* Aim *
Every line of the material below should be repeated exactly.

* Records provided *
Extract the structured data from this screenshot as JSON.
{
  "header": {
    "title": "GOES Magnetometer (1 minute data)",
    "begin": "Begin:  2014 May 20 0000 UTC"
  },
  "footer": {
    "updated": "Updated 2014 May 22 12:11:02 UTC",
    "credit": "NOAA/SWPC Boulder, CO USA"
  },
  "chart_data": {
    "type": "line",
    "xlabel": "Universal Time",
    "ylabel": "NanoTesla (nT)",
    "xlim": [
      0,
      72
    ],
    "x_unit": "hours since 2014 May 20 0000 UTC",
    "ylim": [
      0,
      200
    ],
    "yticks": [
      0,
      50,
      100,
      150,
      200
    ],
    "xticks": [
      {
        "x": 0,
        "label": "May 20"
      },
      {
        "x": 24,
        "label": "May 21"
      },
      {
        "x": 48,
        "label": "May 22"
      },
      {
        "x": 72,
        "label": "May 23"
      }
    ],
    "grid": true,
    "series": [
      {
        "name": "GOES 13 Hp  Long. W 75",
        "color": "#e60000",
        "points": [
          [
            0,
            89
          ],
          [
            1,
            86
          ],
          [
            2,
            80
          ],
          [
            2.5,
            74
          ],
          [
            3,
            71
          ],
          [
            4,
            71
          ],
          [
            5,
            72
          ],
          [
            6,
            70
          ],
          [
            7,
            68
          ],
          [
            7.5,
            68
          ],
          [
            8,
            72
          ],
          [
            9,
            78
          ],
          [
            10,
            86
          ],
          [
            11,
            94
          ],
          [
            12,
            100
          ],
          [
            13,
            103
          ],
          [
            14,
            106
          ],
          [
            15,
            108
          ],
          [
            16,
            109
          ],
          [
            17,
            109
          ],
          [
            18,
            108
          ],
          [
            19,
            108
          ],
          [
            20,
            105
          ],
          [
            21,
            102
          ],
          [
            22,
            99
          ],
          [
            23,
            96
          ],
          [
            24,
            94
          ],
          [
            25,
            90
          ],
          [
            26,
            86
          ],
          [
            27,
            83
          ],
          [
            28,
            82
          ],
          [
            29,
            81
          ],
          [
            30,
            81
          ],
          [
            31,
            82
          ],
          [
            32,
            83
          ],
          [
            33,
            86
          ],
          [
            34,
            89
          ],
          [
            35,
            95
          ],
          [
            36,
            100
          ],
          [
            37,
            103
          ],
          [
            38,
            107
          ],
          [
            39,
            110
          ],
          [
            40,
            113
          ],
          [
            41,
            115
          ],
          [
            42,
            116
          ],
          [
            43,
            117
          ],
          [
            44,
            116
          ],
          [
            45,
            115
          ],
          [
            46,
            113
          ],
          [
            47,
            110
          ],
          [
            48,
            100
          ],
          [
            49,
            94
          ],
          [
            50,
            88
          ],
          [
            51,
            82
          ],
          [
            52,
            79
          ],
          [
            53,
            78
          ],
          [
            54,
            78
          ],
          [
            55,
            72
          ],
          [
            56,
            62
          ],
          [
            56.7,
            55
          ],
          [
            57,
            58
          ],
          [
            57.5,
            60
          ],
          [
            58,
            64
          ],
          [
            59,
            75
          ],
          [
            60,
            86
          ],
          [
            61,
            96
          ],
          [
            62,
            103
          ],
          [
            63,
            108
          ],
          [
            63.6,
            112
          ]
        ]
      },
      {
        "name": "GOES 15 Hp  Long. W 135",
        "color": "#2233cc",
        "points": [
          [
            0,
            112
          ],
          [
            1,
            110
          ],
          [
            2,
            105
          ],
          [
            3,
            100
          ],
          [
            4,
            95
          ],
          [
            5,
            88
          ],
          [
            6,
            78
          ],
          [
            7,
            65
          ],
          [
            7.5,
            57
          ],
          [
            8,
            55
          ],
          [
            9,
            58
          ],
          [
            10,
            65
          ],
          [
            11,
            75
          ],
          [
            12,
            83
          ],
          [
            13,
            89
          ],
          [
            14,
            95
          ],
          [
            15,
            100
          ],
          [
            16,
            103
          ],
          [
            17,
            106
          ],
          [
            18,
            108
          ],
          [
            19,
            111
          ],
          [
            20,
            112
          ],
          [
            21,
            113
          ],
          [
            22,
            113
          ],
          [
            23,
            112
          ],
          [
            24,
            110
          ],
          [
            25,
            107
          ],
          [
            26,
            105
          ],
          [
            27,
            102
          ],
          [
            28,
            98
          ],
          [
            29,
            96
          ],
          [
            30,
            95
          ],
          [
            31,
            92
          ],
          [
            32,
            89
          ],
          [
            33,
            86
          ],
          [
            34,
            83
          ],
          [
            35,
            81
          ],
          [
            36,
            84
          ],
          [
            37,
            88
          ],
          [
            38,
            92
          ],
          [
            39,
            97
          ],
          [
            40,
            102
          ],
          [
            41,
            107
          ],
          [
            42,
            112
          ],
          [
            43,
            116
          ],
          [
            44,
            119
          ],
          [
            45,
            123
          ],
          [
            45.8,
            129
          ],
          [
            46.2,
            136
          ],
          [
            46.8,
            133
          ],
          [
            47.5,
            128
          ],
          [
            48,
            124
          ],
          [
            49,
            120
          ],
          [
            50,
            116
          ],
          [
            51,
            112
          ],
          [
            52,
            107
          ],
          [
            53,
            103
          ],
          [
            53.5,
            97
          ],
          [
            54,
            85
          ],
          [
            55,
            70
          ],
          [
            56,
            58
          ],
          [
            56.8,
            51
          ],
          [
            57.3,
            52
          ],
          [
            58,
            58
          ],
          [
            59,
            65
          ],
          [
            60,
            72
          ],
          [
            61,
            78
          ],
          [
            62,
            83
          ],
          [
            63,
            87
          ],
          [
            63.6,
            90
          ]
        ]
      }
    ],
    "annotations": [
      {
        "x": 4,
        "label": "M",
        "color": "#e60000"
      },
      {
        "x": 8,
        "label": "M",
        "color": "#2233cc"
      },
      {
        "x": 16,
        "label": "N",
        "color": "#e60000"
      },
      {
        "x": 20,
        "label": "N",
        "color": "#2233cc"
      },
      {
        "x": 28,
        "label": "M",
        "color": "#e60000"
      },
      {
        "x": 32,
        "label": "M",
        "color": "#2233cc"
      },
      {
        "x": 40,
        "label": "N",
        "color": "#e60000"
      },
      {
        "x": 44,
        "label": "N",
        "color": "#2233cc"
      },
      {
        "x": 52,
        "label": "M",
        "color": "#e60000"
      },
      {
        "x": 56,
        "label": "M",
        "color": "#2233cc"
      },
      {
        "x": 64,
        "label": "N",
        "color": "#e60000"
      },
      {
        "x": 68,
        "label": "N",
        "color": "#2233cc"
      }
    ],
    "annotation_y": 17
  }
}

* Task answer *
Extract the structured data from this screenshot as JSON.
{
  "header": {
    "title": "GOES Magnetometer (1 minute data)",
    "begin": "Begin:  2014 May 20 0000 UTC"
  },
  "footer": {
    "updated": "Updated 2014 May 22 12:11:02 UTC",
    "credit": "NOAA/SWPC Boulder, CO USA"
  },
  "chart_data": {
    "type": "line",
    "xlabel": "Universal Time",
    "ylabel": "NanoTesla (nT)",
    "xlim": [
      0,
      72
    ],
    "x_unit": "hours since 2014 May 20 0000 UTC",
    "ylim": [
      0,
      200
    ],
    "yticks": [
      0,
      50,
      100,
      150,
      200
    ],
    "xticks": [
      {
        "x": 0,
        "label": "May 20"
      },
      {
        "x": 24,
        "label": "May 21"
      },
      {
        "x": 48,
        "label": "May 22"
      },
      {
        "x": 72,
        "label": "May 23"
      }
    ],
    "grid": true,
    "series": [
      {
        "name": "GOES 13 Hp  Long. W 75",
        "color": "#e60000",
        "points": [
          [
            0,
            89
          ],
          [
            1,
            86
          ],
          [
            2,
            80
          ],
          [
            2.5,
            74
          ],
          [
            3,
            71
          ],
          [
            4,
            71
          ],
          [
            5,
            72
          ],
          [
            6,
            70
          ],
          [
            7,
            68
          ],
          [
            7.5,
            68
          ],
          [
            8,
            72
          ],
          [
            9,
            78
          ],
          [
            10,
            86
          ],
          [
            11,
            94
          ],
          [
            12,
            100
          ],
          [
            13,
            103
          ],
          [
            14,
            106
          ],
          [
            15,
            108
          ],
          [
            16,
            109
          ],
          [
            17,
            109
          ],
          [
            18,
            108
          ],
          [
            19,
            108
          ],
          [
            20,
            105
          ],
          [
            21,
            102
          ],
          [
            22,
            99
          ],
          [
            23,
            96
          ],
          [
            24,
            94
          ],
          [
            25,
            90
          ],
          [
            26,
            86
          ],
          [
            27,
            83
          ],
          [
            28,
            82
          ],
          [
            29,
            81
          ],
          [
            30,
            81
          ],
          [
            31,
            82
          ],
          [
            32,
            83
          ],
          [
            33,
            86
          ],
          [
            34,
            89
          ],
          [
            35,
            95
          ],
          [
            36,
            100
          ],
          [
            37,
            103
          ],
          [
            38,
            107
          ],
          [
            39,
            110
          ],
          [
            40,
            113
          ],
          [
            41,
            115
          ],
          [
            42,
            116
          ],
          [
            43,
            117
          ],
          [
            44,
            116
          ],
          [
            45,
            115
          ],
          [
            46,
            113
          ],
          [
            47,
            110
          ],
          [
            48,
            100
          ],
          [
            49,
            94
          ],
          [
            50,
            88
          ],
          [
            51,
            82
          ],
          [
            52,
            79
          ],
          [
            53,
            78
          ],
          [
            54,
            78
          ],
          [
            55,
            72
          ],
          [
            56,
            62
          ],
          [
            56.7,
            55
          ],
          [
            57,
            58
          ],
          [
            57.5,
            60
          ],
          [
            58,
            64
          ],
          [
            59,
            75
          ],
          [
            60,
            86
          ],
          [
            61,
            96
          ],
          [
            62,
            103
          ],
          [
            63,
            108
          ],
          [
            63.6,
            112
          ]
        ]
      },
      {
        "name": "GOES 15 Hp  Long. W 135",
        "color": "#2233cc",
        "points": [
          [
            0,
            112
          ],
          [
            1,
            110
          ],
          [
            2,
            105
          ],
          [
            3,
            100
          ],
          [
            4,
            95
          ],
          [
            5,
            88
          ],
          [
            6,
            78
          ],
          [
            7,
            65
          ],
          [
            7.5,
            57
          ],
          [
            8,
            55
          ],
          [
            9,
            58
          ],
          [
            10,
            65
          ],
          [
            11,
            75
          ],
          [
            12,
            83
          ],
          [
            13,
            89
          ],
          [
            14,
            95
          ],
          [
            15,
            100
          ],
          [
            16,
            103
          ],
          [
            17,
            106
          ],
          [
            18,
            108
          ],
          [
            19,
            111
          ],
          [
            20,
            112
          ],
          [
            21,
            113
          ],
          [
            22,
            113
          ],
          [
            23,
            112
          ],
          [
            24,
            110
          ],
          [
            25,
            107
          ],
          [
            26,
            105
          ],
          [
            27,
            102
          ],
          [
            28,
            98
          ],
          [
            29,
            96
          ],
          [
            30,
            95
          ],
          [
            31,
            92
          ],
          [
            32,
            89
          ],
          [
            33,
            86
          ],
          [
            34,
            83
          ],
          [
            35,
            81
          ],
          [
            36,
            84
          ],
          [
            37,
            88
          ],
          [
            38,
            92
          ],
          [
            39,
            97
          ],
          [
            40,
            102
          ],
          [
            41,
            107
          ],
          [
            42,
            112
          ],
          [
            43,
            116
          ],
          [
            44,
            119
          ],
          [
            45,
            123
          ],
          [
            45.8,
            129
          ],
          [
            46.2,
            136
          ],
          [
            46.8,
            133
          ],
          [
            47.5,
            128
          ],
          [
            48,
            124
          ],
          [
            49,
            120
          ],
          [
            50,
            116
          ],
          [
            51,
            112
          ],
          [
            52,
            107
          ],
          [
            53,
            103
          ],
          [
            53.5,
            97
          ],
          [
            54,
            85
          ],
          [
            55,
            70
          ],
          [
            56,
            58
          ],
          [
            56.8,
            51
          ],
          [
            57.3,
            52
          ],
          [
            58,
            58
          ],
          [
            59,
            65
          ],
          [
            60,
            72
          ],
          [
            61,
            78
          ],
          [
            62,
            83
          ],
          [
            63,
            87
          ],
          [
            63.6,
            90
          ]
        ]
      }
    ],
    "annotations": [
      {
        "x": 4,
        "label": "M",
        "color": "#e60000"
      },
      {
        "x": 8,
        "label": "M",
        "color": "#2233cc"
      },
      {
        "x": 16,
        "label": "N",
        "color": "#e60000"
      },
      {
        "x": 20,
        "label": "N",
        "color": "#2233cc"
      },
      {
        "x": 28,
        "label": "M",
        "color": "#e60000"
      },
      {
        "x": 32,
        "label": "M",
        "color": "#2233cc"
      },
      {
        "x": 40,
        "label": "N",
        "color": "#e60000"
      },
      {
        "x": 44,
        "label": "N",
        "color": "#2233cc"
      },
      {
        "x": 52,
        "label": "M",
        "color": "#e60000"
      },
      {
        "x": 56,
        "label": "M",
        "color": "#2233cc"
      },
      {
        "x": 64,
        "label": "N",
        "color": "#e60000"
      },
      {
        "x": 68,
        "label": "N",
        "color": "#2233cc"
      }
    ],
    "annotation_y": 17
  }
}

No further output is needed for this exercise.